STATED GOAL.
The entries below should be transcribed in their entirety, exactly as written.

EXERCISE INPUTS.

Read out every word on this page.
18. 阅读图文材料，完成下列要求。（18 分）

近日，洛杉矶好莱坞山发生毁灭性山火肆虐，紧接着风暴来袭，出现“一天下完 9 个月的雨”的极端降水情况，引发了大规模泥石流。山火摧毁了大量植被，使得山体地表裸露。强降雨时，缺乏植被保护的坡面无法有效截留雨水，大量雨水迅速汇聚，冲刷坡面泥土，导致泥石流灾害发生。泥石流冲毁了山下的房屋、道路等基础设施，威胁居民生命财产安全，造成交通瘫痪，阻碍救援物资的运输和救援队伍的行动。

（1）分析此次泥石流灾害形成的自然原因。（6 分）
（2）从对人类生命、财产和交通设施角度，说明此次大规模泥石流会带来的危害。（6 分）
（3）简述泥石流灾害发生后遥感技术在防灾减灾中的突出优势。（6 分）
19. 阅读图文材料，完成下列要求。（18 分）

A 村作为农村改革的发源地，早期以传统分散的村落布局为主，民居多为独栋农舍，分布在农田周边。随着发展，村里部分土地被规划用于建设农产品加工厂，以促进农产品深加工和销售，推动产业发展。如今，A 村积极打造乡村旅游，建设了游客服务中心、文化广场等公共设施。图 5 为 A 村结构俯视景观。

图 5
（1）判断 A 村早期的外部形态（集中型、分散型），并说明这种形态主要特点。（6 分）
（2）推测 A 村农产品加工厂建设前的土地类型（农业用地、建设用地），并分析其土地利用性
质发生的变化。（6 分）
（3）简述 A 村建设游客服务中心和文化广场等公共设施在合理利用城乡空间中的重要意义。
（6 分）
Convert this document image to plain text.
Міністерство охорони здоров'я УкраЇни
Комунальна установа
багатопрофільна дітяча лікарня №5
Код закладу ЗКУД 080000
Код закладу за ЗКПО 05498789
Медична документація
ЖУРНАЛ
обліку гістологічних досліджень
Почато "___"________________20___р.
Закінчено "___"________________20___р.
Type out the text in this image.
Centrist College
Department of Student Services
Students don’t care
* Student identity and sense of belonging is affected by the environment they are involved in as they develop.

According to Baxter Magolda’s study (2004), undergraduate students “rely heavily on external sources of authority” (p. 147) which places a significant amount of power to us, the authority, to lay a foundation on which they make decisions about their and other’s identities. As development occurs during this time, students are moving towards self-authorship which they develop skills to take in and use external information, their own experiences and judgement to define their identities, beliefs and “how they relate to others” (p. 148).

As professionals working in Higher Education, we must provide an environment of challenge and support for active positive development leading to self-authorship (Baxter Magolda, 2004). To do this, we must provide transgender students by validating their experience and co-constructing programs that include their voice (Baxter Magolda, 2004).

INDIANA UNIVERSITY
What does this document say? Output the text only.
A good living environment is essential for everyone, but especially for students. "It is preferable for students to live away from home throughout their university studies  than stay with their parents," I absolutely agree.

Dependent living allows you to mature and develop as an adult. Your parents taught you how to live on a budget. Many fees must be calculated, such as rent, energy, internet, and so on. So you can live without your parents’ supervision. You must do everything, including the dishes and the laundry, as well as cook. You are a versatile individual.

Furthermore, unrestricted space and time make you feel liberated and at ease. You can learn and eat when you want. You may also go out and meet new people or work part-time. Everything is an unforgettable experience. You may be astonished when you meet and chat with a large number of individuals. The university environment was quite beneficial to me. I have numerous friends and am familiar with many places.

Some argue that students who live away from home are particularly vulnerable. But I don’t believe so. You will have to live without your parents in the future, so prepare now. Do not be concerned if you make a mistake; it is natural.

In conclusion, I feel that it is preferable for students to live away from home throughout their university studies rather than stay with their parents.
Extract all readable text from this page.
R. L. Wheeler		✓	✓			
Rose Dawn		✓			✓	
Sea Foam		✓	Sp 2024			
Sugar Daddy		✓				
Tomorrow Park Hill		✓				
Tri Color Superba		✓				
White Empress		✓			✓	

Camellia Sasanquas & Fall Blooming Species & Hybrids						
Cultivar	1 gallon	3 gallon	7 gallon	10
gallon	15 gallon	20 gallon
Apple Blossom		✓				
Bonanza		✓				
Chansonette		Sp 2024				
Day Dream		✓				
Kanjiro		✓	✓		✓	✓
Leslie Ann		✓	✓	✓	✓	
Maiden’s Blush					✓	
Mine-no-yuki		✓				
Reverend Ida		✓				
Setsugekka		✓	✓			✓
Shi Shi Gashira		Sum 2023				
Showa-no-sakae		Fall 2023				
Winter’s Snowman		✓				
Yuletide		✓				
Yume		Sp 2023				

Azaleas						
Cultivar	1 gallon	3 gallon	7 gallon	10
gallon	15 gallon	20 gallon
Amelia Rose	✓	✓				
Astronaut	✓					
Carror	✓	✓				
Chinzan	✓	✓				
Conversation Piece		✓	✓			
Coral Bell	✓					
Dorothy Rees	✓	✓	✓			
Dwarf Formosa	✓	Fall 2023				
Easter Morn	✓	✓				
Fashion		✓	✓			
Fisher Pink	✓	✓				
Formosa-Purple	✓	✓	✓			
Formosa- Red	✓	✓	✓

RESPONSE FOR THIS EXERCISE.
Read out every word on this page.
18. 阅读图文材料，完成下列要求。（18 分）

近日，洛杉矶好莱坞山发生毁灭性山火肆虐，紧接着风暴来袭，出现“一天下完 9 个月的雨”的极端降水情况，引发了大规模泥石流。山火摧毁了大量植被，使得山体地表裸露。强降雨时，缺乏植被保护的坡面无法有效截留雨水，大量雨水迅速汇聚，冲刷坡面泥土，导致泥石流灾害发生。泥石流冲毁了山下的房屋、道路等基础设施，威胁居民生命财产安全，造成交通瘫痪，阻碍救援物资的运输和救援队伍的行动。

（1）分析此次泥石流灾害形成的自然原因。（6 分）
（2）从对人类生命、财产和交通设施角度，说明此次大规模泥石流会带来的危害。（6 分）
（3）简述泥石流灾害发生后遥感技术在防灾减灾中的突出优势。（6 分）
19. 阅读图文材料，完成下列要求。（18 分）

A 村作为农村改革的发源地，早期以传统分散的村落布局为主，民居多为独栋农舍，分布在农田周边。随着发展，村里部分土地被规划用于建设农产品加工厂，以促进农产品深加工和销售，推动产业发展。如今，A 村积极打造乡村旅游，建设了游客服务中心、文化广场等公共设施。图 5 为 A 村结构俯视景观。

图 5
（1）判断 A 村早期的外部形态（集中型、分散型），并说明这种形态主要特点。（6 分）
（2）推测 A 村农产品加工厂建设前的土地类型（农业用地、建设用地），并分析其土地利用性
质发生的变化。（6 分）
（3）简述 A 村建设游客服务中心和文化广场等公共设施在合理利用城乡空间中的重要意义。
（6 分）
Convert this document image to plain text.
Міністерство охорони здоров'я УкраЇни
Комунальна установа
багатопрофільна дітяча лікарня №5
Код закладу ЗКУД 080000
Код закладу за ЗКПО 05498789
Медична документація
ЖУРНАЛ
обліку гістологічних досліджень
Почато "___"________________20___р.
Закінчено "___"________________20___р.
Type out the text in this image.
Centrist College
Department of Student Services
Students don’t care
* Student identity and sense of belonging is affected by the environment they are involved in as they develop.

According to Baxter Magolda’s study (2004), undergraduate students “rely heavily on external sources of authority” (p. 147) which places a significant amount of power to us, the authority, to lay a foundation on which they make decisions about their and other’s identities. As development occurs during this time, students are moving towards self-authorship which they develop skills to take in and use external information, their own experiences and judgement to define their identities, beliefs and “how they relate to others” (p. 148).

As professionals working in Higher Education, we must provide an environment of challenge and support for active positive development leading to self-authorship (Baxter Magolda, 2004). To do this, we must provide transgender students by validating their experience and co-constructing programs that include their voice (Baxter Magolda, 2004).

INDIANA UNIVERSITY
What does this document say? Output the text only.
A good living environment is essential for everyone, but especially for students. "It is preferable for students to live away from home throughout their university studies  than stay with their parents," I absolutely agree.

Dependent living allows you to mature and develop as an adult. Your parents taught you how to live on a budget. Many fees must be calculated, such as rent, energy, internet, and so on. So you can live without your parents’ supervision. You must do everything, including the dishes and the laundry, as well as cook. You are a versatile individual.

Furthermore, unrestricted space and time make you feel liberated and at ease. You can learn and eat when you want. You may also go out and meet new people or work part-time. Everything is an unforgettable experience. You may be astonished when you meet and chat with a large number of individuals. The university environment was quite beneficial to me. I have numerous friends and am familiar with many places.

Some argue that students who live away from home are particularly vulnerable. But I don’t believe so. You will have to live without your parents in the future, so prepare now. Do not be concerned if you make a mistake; it is natural.

In conclusion, I feel that it is preferable for students to live away from home throughout their university studies rather than stay with their parents.
Extract all readable text from this page.
R. L. Wheeler		✓	✓			
Rose Dawn		✓			✓	
Sea Foam		✓	Sp 2024			
Sugar Daddy		✓				
Tomorrow Park Hill		✓				
Tri Color Superba		✓				
White Empress		✓			✓	

Camellia Sasanquas & Fall Blooming Species & Hybrids						
Cultivar	1 gallon	3 gallon	7 gallon	10
gallon	15 gallon	20 gallon
Apple Blossom		✓				
Bonanza		✓				
Chansonette		Sp 2024				
Day Dream		✓				
Kanjiro		✓	✓		✓	✓
Leslie Ann		✓	✓	✓	✓	
Maiden’s Blush					✓	
Mine-no-yuki		✓				
Reverend Ida		✓				
Setsugekka		✓	✓			✓
Shi Shi Gashira		Sum 2023				
Showa-no-sakae		Fall 2023				
Winter’s Snowman		✓				
Yuletide		✓				
Yume		Sp 2023				

Azaleas						
Cultivar	1 gallon	3 gallon	7 gallon	10
gallon	15 gallon	20 gallon
Amelia Rose	✓	✓				
Astronaut	✓					
Carror	✓	✓				
Chinzan	✓	✓				
Conversation Piece		✓	✓			
Coral Bell	✓					
Dorothy Rees	✓	✓	✓			
Dwarf Formosa	✓	Fall 2023				
Easter Morn	✓	✓				
Fashion		✓	✓			
Fisher Pink	✓	✓				
Formosa-Purple	✓	✓	✓			
Formosa- Red	✓	✓	✓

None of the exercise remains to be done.